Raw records
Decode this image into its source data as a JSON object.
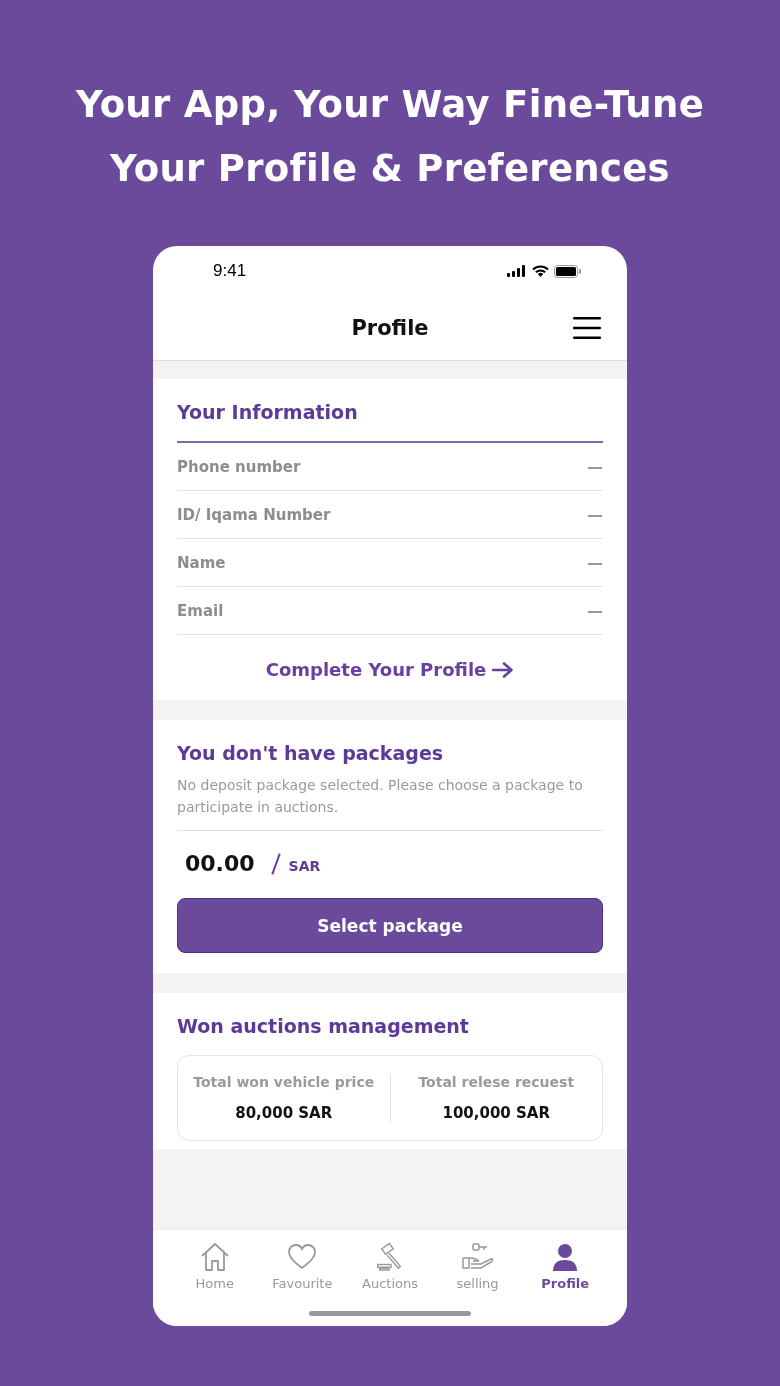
{
  "headline": [
    "Your App, Your Way Fine-Tune",
    "Your Profile & Preferences"
  ],
  "status_bar": {
    "time": "9:41"
  },
  "header": {
    "title": "Profile"
  },
  "information": {
    "title": "Your Information",
    "fields": [
      {
        "label": "Phone number",
        "value": "—"
      },
      {
        "label": "ID/ Iqama Number",
        "value": "—"
      },
      {
        "label": "Name",
        "value": "—"
      },
      {
        "label": "Email",
        "value": "—"
      }
    ],
    "link": "Complete Your Profile"
  },
  "packages": {
    "title": "You don't have packages",
    "description": "No deposit package selected. Please choose a package to participate in auctions.",
    "amount": "00.00",
    "currency": "SAR",
    "button": "Select package"
  },
  "won_auctions": {
    "title": "Won auctions management",
    "stats": [
      {
        "label": "Total won vehicle price",
        "value": "80,000 SAR"
      },
      {
        "label": "Total relese recuest",
        "value": "100,000 SAR"
      }
    ]
  },
  "tab_bar": [
    {
      "kind": "home",
      "label": "Home",
      "selected": false
    },
    {
      "kind": "heart",
      "label": "Favourite",
      "selected": false
    },
    {
      "kind": "gavel",
      "label": "Auctions",
      "selected": false
    },
    {
      "kind": "selling",
      "label": "selling",
      "selected": false
    },
    {
      "kind": "person",
      "label": "Profile",
      "selected": true
    }
  ]
}
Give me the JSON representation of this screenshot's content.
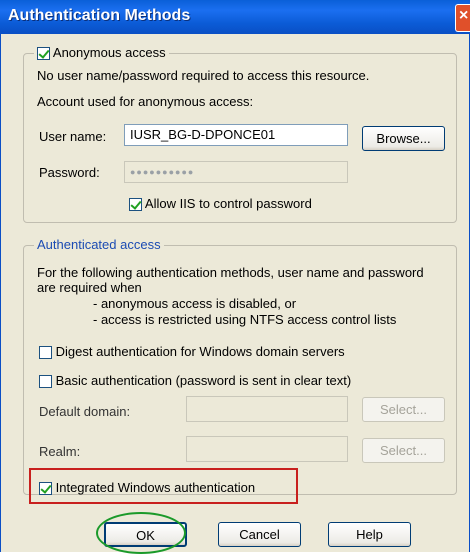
{
  "window": {
    "title": "Authentication Methods",
    "close_glyph": "×"
  },
  "anonymous": {
    "checkbox_label": "Anonymous access",
    "checked": true,
    "description": "No user name/password required to access this resource.",
    "account_label": "Account used for anonymous access:",
    "username_label": "User name:",
    "username_value": "IUSR_BG-D-DPONCE01",
    "browse_label": "Browse...",
    "password_label": "Password:",
    "password_value": "●●●●●●●●●●",
    "allow_iis_label": "Allow IIS to control password",
    "allow_iis_checked": true
  },
  "authenticated": {
    "legend": "Authenticated access",
    "description_line1": "For the following authentication methods, user name and password",
    "description_line2": "are required when",
    "bullet1": "- anonymous access is disabled, or",
    "bullet2": "- access is restricted using NTFS access control lists",
    "digest_label": "Digest authentication for Windows domain servers",
    "basic_label": "Basic authentication (password is sent in clear text)",
    "default_domain_label": "Default domain:",
    "realm_label": "Realm:",
    "select_label": "Select...",
    "integrated_label": "Integrated Windows authentication"
  },
  "buttons": {
    "ok": "OK",
    "cancel": "Cancel",
    "help": "Help"
  },
  "colors": {
    "title_blue": "#0a5fd8",
    "dialog_bg": "#ece9d8",
    "highlight_red": "#c8201e",
    "highlight_green": "#1b9a2a"
  }
}
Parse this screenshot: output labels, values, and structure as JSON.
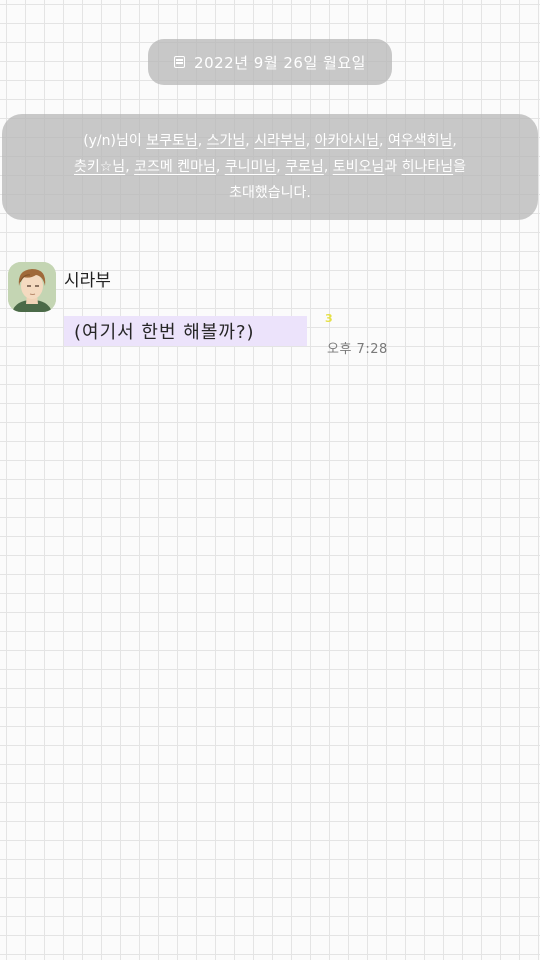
{
  "date_header": {
    "icon": "calendar-icon",
    "text": "2022년 9월 26일 월요일"
  },
  "system_notice": {
    "inviter": "(y/n)님이 ",
    "invitees": [
      {
        "name": "보쿠토님",
        "sep": ", "
      },
      {
        "name": "스가님",
        "sep": ", "
      },
      {
        "name": "시라부님",
        "sep": ", "
      },
      {
        "name": "아카아시님",
        "sep": ", "
      },
      {
        "name": "여우색히님",
        "sep": ", "
      },
      {
        "name": "츳키☆님",
        "sep": ", "
      },
      {
        "name": "코즈메 켄마님",
        "sep": ", "
      },
      {
        "name": "쿠니미님",
        "sep": ", "
      },
      {
        "name": "쿠로님",
        "sep": ", "
      },
      {
        "name": "토비오님",
        "sep": "과 "
      },
      {
        "name": "히나타님",
        "sep": "을"
      }
    ],
    "suffix": "초대했습니다."
  },
  "message": {
    "sender": "시라부",
    "text": "(여기서 한번 해볼까?)",
    "unread_count": "3",
    "time": "오후 7:28",
    "bubble_color": "#ece3fb"
  },
  "colors": {
    "notice_bg": "#b4b4b4",
    "grid_line": "#e4e4e4",
    "unread": "#e5e047"
  }
}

● Instructions to follow
Reproduce the entries above without change, omitting all pictures.

● Exercise response
Decode this image into its source data as a JSON object.
{
  "headline": [
    "Your App, Your Way Fine-Tune",
    "Your Profile & Preferences"
  ],
  "status_bar": {
    "time": "9:41"
  },
  "header": {
    "title": "Profile"
  },
  "information": {
    "title": "Your Information",
    "fields": [
      {
        "label": "Phone number",
        "value": "—"
      },
      {
        "label": "ID/ Iqama Number",
        "value": "—"
      },
      {
        "label": "Name",
        "value": "—"
      },
      {
        "label": "Email",
        "value": "—"
      }
    ],
    "link": "Complete Your Profile"
  },
  "packages": {
    "title": "You don't have packages",
    "description": "No deposit package selected. Please choose a package to participate in auctions.",
    "amount": "00.00",
    "currency": "SAR",
    "button": "Select package"
  },
  "won_auctions": {
    "title": "Won auctions management",
    "stats": [
      {
        "label": "Total won vehicle price",
        "value": "80,000 SAR"
      },
      {
        "label": "Total relese recuest",
        "value": "100,000 SAR"
      }
    ]
  },
  "tab_bar": [
    {
      "kind": "home",
      "label": "Home",
      "selected": false
    },
    {
      "kind": "heart",
      "label": "Favourite",
      "selected": false
    },
    {
      "kind": "gavel",
      "label": "Auctions",
      "selected": false
    },
    {
      "kind": "selling",
      "label": "selling",
      "selected": false
    },
    {
      "kind": "person",
      "label": "Profile",
      "selected": true
    }
  ]
}
Give me the JSON representation of this screenshot's content.
{
  "window": {
    "title": "Authentication Methods",
    "close_glyph": "×"
  },
  "anonymous": {
    "checkbox_label": "Anonymous access",
    "checked": true,
    "description": "No user name/password required to access this resource.",
    "account_label": "Account used for anonymous access:",
    "username_label": "User name:",
    "username_value": "IUSR_BG-D-DPONCE01",
    "browse_label": "Browse...",
    "password_label": "Password:",
    "password_value": "●●●●●●●●●●",
    "allow_iis_label": "Allow IIS to control password",
    "allow_iis_checked": true
  },
  "authenticated": {
    "legend": "Authenticated access",
    "description_line1": "For the following authentication methods, user name and password",
    "description_line2": "are required when",
    "bullet1": "- anonymous access is disabled, or",
    "bullet2": "- access is restricted using NTFS access control lists",
    "digest_label": "Digest authentication for Windows domain servers",
    "basic_label": "Basic authentication (password is sent in clear text)",
    "default_domain_label": "Default domain:",
    "realm_label": "Realm:",
    "select_label": "Select...",
    "integrated_label": "Integrated Windows authentication"
  },
  "buttons": {
    "ok": "OK",
    "cancel": "Cancel",
    "help": "Help"
  },
  "colors": {
    "title_blue": "#0a5fd8",
    "dialog_bg": "#ece9d8",
    "highlight_red": "#c8201e",
    "highlight_green": "#1b9a2a"
  }
}
Parse this screenshot: output labels, values, and structure as JSON.
{
  "date_header": {
    "icon": "calendar-icon",
    "text": "2022년 9월 26일 월요일"
  },
  "system_notice": {
    "inviter": "(y/n)님이 ",
    "invitees": [
      {
        "name": "보쿠토님",
        "sep": ", "
      },
      {
        "name": "스가님",
        "sep": ", "
      },
      {
        "name": "시라부님",
        "sep": ", "
      },
      {
        "name": "아카아시님",
        "sep": ", "
      },
      {
        "name": "여우색히님",
        "sep": ", "
      },
      {
        "name": "츳키☆님",
        "sep": ", "
      },
      {
        "name": "코즈메 켄마님",
        "sep": ", "
      },
      {
        "name": "쿠니미님",
        "sep": ", "
      },
      {
        "name": "쿠로님",
        "sep": ", "
      },
      {
        "name": "토비오님",
        "sep": "과 "
      },
      {
        "name": "히나타님",
        "sep": "을"
      }
    ],
    "suffix": "초대했습니다."
  },
  "message": {
    "sender": "시라부",
    "text": "(여기서 한번 해볼까?)",
    "unread_count": "3",
    "time": "오후 7:28",
    "bubble_color": "#ece3fb"
  },
  "colors": {
    "notice_bg": "#b4b4b4",
    "grid_line": "#e4e4e4",
    "unread": "#e5e047"
  }
}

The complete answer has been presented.